= WHAT YOU WILL DO =
Where a line of the material contains the string "cairn", copy that line.

= DATASET RECORDS =
----
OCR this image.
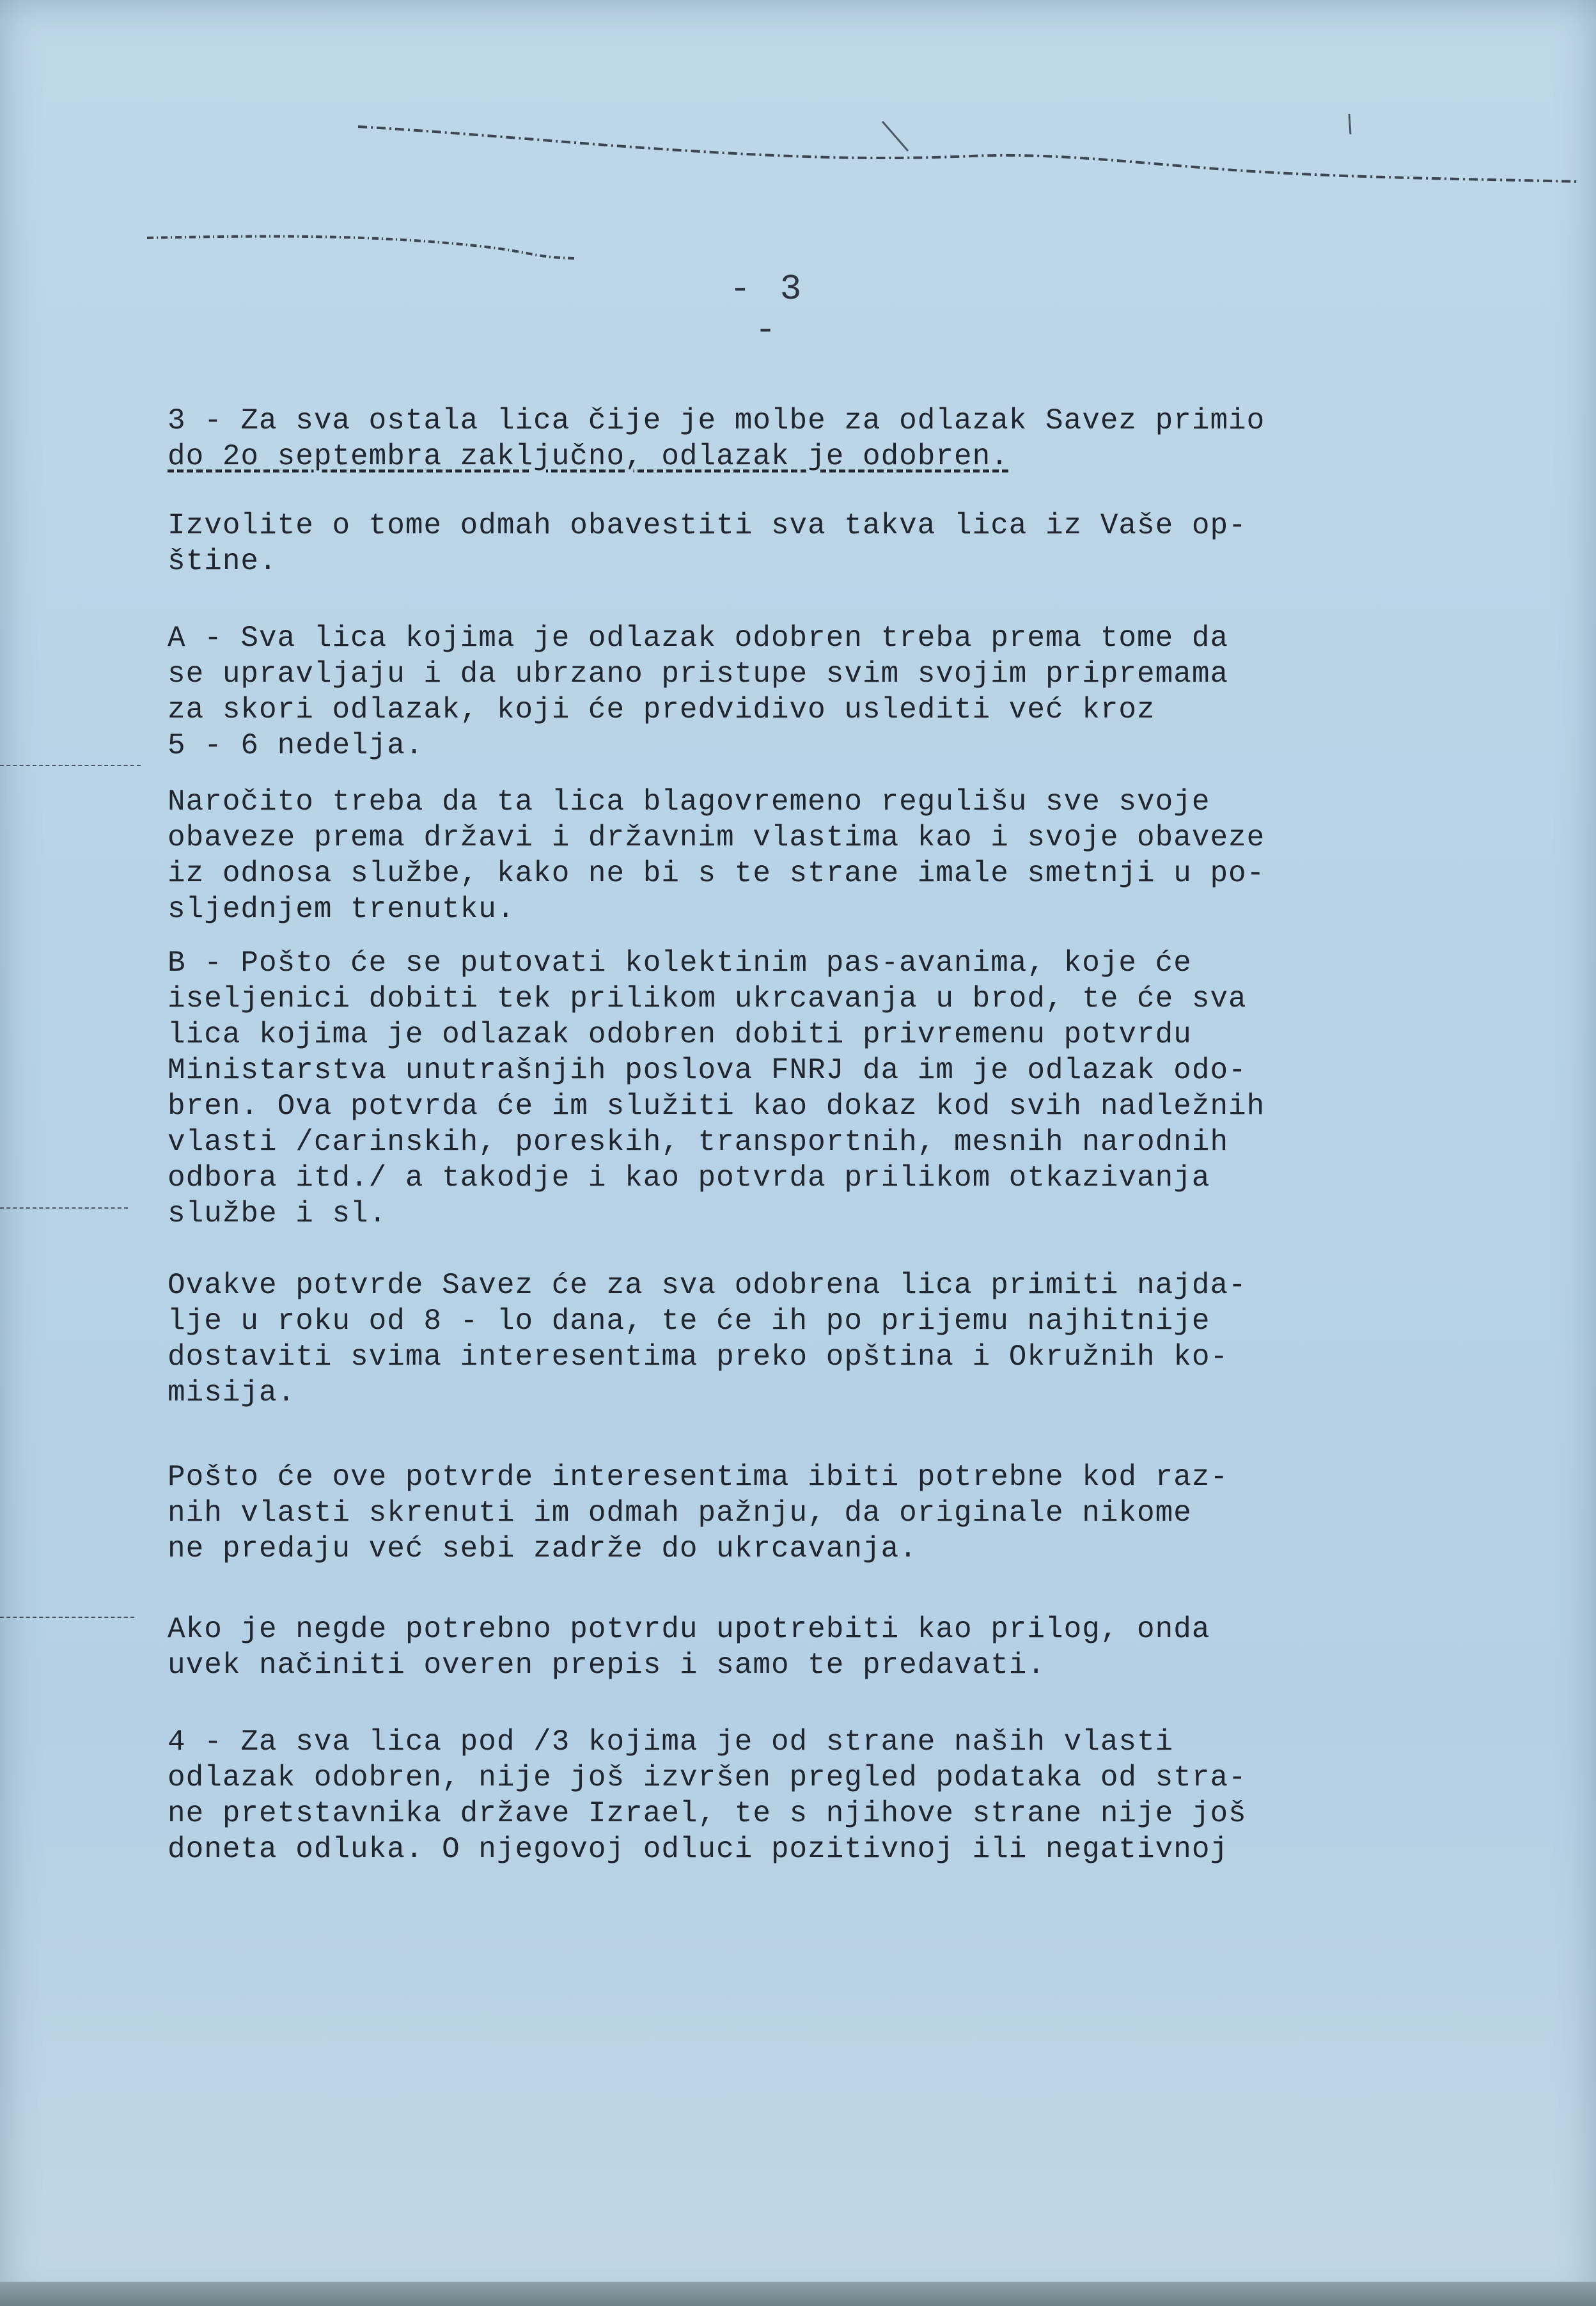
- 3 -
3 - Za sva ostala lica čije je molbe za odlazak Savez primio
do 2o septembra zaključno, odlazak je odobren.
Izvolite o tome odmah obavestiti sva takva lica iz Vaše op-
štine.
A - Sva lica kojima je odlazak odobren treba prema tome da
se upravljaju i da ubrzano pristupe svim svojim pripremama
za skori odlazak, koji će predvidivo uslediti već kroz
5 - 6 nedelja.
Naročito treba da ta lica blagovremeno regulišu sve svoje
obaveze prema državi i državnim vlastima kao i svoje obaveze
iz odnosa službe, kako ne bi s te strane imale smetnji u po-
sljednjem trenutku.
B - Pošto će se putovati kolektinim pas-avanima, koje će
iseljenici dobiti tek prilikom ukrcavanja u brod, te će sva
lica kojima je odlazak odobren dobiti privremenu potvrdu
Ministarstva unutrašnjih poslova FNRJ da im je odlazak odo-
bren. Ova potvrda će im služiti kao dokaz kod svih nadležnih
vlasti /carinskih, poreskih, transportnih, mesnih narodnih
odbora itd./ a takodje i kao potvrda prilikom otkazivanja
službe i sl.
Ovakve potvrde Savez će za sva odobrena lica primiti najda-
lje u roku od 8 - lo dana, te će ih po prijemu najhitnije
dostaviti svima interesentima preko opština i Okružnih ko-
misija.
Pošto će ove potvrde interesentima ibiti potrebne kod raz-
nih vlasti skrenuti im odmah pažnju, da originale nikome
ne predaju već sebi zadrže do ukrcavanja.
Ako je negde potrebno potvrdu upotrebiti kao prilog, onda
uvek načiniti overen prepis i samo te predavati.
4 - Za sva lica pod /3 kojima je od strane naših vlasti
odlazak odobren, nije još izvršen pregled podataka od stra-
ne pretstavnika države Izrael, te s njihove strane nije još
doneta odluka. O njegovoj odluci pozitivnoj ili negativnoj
----
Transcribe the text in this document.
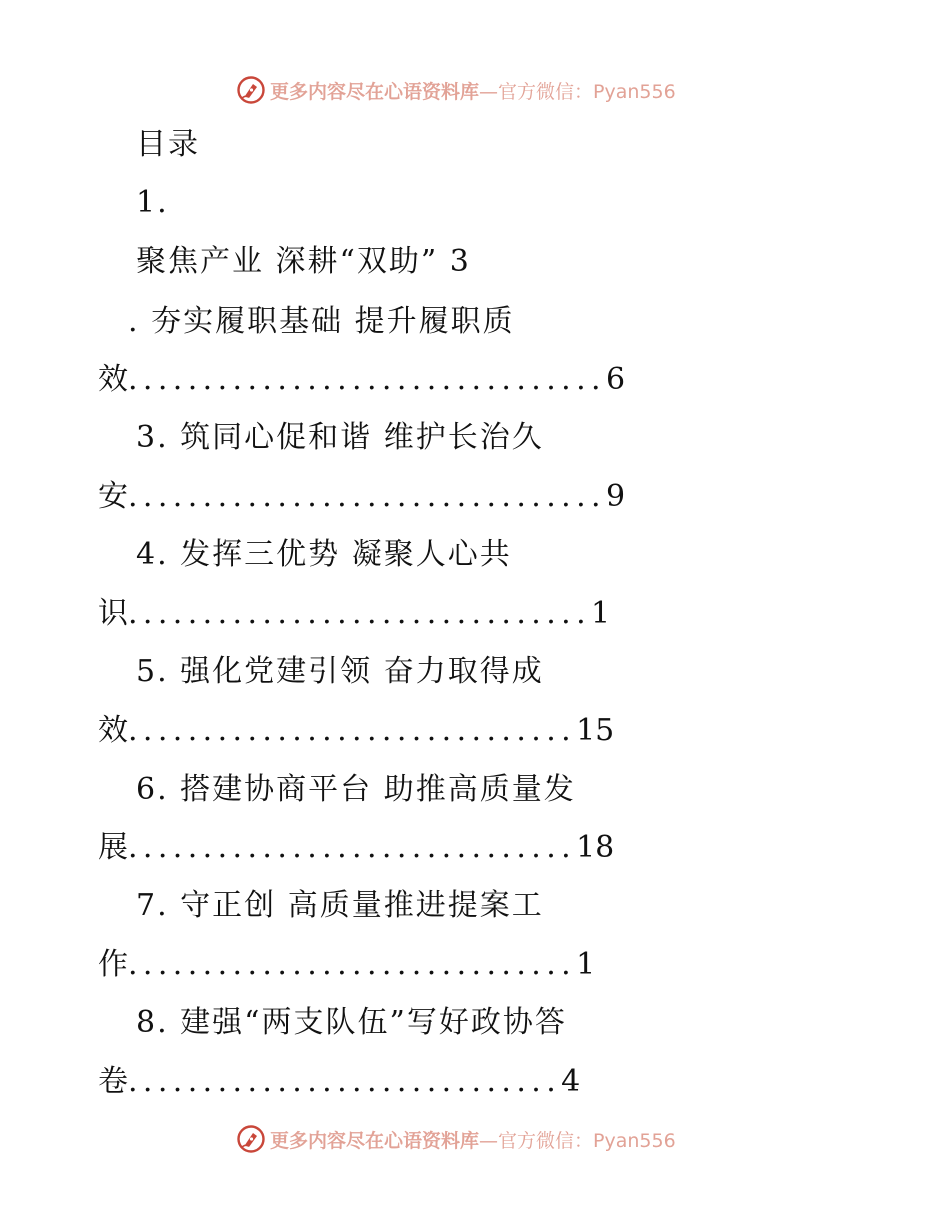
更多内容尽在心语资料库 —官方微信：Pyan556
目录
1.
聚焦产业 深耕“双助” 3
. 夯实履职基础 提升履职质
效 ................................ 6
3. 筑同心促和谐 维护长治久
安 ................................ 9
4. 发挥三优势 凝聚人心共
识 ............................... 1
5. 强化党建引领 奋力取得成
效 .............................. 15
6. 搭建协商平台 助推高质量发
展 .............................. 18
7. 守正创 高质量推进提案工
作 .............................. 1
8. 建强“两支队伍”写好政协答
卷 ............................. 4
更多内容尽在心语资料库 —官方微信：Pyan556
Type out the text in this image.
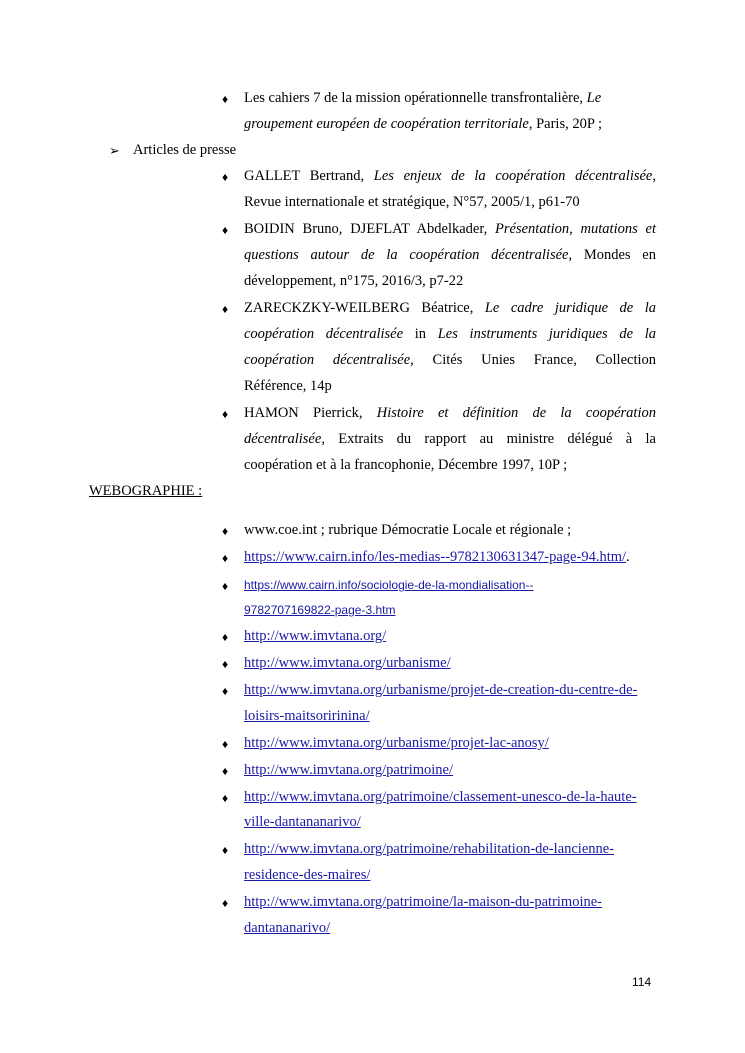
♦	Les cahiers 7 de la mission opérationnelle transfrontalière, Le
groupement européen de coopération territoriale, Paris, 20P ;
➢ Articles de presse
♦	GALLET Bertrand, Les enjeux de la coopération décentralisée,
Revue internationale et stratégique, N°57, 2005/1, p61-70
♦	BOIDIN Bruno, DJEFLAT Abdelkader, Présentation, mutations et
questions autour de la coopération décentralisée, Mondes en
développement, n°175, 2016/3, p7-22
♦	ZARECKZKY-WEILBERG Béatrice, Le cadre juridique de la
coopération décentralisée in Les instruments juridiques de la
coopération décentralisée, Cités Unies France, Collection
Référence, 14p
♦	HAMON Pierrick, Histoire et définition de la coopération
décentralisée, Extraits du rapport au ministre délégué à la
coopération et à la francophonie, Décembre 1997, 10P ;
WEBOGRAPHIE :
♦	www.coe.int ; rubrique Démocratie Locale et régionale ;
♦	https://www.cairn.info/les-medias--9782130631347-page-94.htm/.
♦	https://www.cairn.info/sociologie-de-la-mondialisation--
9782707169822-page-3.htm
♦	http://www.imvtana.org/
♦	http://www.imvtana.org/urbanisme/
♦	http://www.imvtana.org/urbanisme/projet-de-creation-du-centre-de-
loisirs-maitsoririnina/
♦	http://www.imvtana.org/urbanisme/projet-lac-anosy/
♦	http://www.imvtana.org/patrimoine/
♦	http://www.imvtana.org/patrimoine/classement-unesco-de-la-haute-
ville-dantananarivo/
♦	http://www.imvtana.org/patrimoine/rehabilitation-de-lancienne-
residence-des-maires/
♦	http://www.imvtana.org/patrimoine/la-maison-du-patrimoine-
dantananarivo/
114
----
= SOLUTION TO THE EXERCISE =
♦	https://www.cairn.info/les-medias--9782130631347-page-94.htm/.
♦	https://www.cairn.info/sociologie-de-la-mondialisation--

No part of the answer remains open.